— START OF SUPPLIED MATERIAL —

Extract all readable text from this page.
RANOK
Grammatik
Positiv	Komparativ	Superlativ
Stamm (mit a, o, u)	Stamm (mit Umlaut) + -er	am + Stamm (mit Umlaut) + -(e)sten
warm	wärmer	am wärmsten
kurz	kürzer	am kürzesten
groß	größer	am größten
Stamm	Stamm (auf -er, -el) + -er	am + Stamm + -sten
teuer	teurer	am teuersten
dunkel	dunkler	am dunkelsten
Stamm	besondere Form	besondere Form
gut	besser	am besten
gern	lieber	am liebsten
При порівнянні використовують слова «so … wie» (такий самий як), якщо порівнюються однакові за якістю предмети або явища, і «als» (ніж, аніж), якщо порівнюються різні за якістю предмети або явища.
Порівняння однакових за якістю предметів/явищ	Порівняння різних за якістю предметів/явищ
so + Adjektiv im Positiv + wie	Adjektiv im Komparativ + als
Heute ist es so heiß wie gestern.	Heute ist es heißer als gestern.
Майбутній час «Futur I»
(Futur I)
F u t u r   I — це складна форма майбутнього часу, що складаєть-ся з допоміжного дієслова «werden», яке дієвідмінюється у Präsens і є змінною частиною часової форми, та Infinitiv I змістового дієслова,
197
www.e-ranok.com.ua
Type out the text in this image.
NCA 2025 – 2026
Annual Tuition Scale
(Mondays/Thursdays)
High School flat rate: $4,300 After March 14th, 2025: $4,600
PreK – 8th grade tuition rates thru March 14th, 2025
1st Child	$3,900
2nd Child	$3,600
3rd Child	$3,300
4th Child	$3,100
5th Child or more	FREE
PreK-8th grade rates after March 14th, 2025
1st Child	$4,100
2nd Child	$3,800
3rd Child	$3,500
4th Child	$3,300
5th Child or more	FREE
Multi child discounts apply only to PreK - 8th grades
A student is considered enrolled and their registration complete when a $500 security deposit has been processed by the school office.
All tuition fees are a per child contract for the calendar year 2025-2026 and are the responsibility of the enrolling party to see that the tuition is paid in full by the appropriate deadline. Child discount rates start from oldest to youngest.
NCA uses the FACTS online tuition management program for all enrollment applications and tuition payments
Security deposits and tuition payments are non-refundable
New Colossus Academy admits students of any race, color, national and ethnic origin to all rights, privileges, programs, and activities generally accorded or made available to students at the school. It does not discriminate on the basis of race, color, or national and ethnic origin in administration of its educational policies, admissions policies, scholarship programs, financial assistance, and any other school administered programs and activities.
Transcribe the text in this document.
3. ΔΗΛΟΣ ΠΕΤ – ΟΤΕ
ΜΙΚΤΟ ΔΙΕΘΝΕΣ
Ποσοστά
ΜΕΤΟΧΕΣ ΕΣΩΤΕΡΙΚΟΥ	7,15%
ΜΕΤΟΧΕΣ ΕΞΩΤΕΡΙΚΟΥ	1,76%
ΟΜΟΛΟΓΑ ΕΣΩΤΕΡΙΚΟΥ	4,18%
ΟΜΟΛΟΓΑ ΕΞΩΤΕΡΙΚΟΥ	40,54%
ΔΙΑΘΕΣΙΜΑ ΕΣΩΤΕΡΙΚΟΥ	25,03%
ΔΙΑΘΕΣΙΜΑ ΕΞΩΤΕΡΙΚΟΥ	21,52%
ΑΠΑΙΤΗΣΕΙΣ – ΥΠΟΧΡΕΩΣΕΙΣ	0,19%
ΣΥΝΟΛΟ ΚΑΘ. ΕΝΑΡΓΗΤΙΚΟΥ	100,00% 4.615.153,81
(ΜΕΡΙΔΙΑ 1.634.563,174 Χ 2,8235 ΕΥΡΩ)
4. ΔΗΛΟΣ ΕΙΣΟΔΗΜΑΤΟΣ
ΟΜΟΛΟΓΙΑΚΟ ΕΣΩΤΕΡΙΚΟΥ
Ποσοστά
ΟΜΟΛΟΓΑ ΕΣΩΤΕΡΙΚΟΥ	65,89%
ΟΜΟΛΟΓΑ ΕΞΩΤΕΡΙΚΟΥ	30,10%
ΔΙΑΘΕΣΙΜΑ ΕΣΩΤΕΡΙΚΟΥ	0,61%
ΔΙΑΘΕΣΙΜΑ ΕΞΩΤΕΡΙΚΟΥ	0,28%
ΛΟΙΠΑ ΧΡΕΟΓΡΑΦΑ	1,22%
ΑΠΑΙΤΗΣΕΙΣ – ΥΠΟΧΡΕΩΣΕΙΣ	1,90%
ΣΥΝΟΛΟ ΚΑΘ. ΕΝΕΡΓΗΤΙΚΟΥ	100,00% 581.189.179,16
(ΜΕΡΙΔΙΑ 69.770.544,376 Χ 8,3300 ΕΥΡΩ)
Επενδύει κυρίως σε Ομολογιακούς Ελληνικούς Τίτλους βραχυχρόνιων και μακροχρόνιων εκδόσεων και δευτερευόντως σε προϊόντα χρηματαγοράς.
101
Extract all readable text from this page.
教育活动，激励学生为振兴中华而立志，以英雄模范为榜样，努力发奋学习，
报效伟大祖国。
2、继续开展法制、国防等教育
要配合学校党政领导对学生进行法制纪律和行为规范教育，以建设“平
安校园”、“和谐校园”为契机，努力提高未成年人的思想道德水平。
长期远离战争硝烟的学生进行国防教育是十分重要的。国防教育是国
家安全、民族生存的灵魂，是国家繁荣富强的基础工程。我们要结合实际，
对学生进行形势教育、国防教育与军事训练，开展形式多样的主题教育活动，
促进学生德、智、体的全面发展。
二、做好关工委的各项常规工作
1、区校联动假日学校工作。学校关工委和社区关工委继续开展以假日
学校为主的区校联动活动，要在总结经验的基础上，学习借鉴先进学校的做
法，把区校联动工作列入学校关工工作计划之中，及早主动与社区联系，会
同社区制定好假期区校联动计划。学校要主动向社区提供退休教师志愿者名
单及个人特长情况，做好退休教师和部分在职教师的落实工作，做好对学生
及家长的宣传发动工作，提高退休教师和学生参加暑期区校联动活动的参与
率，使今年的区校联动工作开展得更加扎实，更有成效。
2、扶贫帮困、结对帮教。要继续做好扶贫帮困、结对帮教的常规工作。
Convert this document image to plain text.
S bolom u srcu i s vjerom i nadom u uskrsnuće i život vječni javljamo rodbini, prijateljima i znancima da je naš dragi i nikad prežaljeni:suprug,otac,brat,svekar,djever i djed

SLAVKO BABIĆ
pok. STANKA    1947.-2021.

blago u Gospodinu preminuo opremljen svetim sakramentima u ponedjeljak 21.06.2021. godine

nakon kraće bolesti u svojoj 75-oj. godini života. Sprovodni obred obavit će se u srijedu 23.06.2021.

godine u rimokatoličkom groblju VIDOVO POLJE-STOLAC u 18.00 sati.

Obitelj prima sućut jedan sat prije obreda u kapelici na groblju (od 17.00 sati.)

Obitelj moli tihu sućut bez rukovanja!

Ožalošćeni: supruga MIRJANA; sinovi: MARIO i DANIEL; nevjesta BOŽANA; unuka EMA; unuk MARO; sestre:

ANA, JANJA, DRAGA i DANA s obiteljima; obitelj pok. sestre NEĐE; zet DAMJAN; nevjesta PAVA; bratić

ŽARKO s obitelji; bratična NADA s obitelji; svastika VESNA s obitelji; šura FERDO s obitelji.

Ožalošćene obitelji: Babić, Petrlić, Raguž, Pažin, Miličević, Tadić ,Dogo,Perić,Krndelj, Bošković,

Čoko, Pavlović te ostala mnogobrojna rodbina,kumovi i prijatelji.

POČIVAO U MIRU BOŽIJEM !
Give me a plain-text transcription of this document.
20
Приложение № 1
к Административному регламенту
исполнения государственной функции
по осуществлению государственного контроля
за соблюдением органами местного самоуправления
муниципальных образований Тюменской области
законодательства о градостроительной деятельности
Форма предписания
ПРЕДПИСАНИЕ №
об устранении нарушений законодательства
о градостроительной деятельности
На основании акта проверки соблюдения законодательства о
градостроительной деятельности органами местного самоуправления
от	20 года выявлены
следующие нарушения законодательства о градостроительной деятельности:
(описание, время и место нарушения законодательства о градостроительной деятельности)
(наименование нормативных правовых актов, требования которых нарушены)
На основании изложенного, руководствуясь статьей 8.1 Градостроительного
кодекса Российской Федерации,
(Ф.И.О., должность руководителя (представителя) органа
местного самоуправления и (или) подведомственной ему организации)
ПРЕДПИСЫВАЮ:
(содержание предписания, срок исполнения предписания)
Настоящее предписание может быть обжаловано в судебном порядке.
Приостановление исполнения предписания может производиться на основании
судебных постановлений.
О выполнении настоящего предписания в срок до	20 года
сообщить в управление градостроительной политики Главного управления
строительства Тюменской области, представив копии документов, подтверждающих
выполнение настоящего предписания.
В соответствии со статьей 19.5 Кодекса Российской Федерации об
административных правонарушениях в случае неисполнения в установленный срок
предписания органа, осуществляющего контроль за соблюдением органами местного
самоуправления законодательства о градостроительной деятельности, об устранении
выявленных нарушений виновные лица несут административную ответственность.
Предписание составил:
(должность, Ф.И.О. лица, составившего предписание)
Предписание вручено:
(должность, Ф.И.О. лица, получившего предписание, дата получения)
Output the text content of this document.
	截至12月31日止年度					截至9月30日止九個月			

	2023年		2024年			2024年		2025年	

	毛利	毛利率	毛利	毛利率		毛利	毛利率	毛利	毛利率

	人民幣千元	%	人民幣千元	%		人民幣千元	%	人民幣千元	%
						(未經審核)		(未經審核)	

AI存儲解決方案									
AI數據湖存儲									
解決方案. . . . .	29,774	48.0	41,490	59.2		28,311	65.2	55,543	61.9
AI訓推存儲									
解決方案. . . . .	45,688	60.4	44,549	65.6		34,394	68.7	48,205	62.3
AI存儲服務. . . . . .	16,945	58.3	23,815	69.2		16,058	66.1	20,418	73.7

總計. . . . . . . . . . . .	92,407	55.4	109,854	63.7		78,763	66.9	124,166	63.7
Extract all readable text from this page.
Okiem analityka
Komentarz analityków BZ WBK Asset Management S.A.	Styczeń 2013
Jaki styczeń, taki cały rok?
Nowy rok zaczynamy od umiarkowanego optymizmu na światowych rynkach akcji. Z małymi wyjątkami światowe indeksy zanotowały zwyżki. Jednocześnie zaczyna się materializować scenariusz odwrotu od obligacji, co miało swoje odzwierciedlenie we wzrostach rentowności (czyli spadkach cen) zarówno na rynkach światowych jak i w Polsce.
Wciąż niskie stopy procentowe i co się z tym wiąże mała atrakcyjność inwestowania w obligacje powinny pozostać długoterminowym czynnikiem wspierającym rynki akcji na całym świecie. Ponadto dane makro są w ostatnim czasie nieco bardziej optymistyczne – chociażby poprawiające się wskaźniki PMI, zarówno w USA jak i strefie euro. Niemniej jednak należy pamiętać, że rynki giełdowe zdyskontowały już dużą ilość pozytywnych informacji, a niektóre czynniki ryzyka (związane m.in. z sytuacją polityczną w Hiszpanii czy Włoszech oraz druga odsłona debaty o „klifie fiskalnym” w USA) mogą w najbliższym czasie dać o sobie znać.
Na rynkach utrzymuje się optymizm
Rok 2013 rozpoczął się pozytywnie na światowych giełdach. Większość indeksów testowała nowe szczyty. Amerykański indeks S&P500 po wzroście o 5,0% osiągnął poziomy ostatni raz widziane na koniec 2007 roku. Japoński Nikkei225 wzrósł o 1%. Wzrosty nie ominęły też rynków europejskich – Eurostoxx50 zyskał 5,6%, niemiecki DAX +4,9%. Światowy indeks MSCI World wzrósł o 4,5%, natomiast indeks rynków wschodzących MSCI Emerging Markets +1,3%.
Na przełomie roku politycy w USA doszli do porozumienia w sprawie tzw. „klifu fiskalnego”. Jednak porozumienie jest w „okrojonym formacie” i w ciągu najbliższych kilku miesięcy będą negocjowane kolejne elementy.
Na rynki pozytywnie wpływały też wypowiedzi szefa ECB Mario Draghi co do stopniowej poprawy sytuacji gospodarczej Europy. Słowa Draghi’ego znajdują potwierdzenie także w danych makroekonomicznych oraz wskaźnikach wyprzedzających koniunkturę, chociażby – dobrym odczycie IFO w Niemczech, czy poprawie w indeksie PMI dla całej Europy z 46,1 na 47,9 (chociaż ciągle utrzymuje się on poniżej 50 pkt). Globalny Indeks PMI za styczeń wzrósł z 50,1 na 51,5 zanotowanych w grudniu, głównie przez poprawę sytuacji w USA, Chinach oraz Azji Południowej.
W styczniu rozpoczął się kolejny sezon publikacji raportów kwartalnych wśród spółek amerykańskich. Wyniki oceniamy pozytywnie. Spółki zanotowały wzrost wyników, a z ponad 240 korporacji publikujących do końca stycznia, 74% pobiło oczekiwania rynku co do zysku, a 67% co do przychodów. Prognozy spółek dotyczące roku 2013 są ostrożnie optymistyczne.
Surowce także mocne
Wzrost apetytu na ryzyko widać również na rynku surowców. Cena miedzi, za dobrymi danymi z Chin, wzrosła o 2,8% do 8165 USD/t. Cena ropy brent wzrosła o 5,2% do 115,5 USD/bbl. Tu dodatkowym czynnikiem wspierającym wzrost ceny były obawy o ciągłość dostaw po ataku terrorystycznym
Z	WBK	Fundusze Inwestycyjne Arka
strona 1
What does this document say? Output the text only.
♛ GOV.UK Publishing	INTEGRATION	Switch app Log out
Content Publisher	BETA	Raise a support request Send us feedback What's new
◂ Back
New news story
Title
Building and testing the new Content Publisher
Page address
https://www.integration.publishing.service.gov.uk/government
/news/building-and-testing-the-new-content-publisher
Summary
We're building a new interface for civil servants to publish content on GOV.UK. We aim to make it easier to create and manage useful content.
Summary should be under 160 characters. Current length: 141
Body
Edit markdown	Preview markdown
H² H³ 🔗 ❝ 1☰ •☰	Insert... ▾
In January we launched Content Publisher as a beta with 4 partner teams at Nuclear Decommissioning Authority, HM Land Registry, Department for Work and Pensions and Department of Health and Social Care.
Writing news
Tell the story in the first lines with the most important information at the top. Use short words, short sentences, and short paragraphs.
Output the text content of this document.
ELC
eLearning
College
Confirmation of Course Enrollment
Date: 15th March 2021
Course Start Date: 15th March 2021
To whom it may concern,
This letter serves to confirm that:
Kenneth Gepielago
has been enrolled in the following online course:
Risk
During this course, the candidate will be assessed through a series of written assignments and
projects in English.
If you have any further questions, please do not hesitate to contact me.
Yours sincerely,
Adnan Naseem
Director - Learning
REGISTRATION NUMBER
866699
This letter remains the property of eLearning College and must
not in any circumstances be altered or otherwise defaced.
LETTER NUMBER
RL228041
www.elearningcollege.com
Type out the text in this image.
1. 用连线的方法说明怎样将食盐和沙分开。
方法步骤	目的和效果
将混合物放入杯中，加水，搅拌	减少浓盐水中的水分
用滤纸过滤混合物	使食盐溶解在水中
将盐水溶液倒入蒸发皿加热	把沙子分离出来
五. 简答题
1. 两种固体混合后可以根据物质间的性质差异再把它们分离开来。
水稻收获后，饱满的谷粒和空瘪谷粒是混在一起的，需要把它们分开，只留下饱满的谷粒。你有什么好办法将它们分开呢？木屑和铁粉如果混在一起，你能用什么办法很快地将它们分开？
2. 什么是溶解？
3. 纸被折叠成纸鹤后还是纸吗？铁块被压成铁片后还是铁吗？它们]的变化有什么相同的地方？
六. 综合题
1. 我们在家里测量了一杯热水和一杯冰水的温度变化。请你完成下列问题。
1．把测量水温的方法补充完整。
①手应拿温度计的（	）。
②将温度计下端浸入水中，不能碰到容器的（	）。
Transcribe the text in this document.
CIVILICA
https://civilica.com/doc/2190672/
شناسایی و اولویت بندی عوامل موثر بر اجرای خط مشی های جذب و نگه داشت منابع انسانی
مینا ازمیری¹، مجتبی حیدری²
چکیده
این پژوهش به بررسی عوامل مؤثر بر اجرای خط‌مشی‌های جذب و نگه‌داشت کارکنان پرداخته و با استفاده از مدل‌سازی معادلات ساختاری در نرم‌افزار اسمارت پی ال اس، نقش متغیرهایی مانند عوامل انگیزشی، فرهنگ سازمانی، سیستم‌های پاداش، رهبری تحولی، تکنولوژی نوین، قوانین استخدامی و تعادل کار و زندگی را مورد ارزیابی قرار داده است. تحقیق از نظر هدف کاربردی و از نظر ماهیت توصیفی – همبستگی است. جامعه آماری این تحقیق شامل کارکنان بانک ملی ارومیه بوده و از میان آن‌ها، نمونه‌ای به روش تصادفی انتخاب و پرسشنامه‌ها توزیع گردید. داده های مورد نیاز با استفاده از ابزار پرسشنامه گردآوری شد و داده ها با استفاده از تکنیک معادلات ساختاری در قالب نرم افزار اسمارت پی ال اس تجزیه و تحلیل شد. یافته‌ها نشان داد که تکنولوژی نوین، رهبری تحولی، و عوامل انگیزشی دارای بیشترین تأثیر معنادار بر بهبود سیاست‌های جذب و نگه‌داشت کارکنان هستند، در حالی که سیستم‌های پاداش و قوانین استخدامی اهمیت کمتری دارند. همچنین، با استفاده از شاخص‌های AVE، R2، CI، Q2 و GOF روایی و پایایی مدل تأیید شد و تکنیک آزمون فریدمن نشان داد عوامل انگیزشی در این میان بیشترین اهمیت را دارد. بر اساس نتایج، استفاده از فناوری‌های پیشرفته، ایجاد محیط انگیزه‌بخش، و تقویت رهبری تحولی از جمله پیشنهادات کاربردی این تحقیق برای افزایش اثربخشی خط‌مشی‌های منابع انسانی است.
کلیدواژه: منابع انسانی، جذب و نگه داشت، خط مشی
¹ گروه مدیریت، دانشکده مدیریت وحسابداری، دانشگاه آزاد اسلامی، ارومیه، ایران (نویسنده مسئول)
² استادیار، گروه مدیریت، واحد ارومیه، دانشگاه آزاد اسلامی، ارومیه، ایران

— END OF SUPPLIED MATERIAL —

= EXERCISE OBJECTIVE =
Filter the entries and copy out every line with the word "news".

= EXERCISE RESULT =
New news story
/news/building-and-testing-the-new-content-publisher
Writing news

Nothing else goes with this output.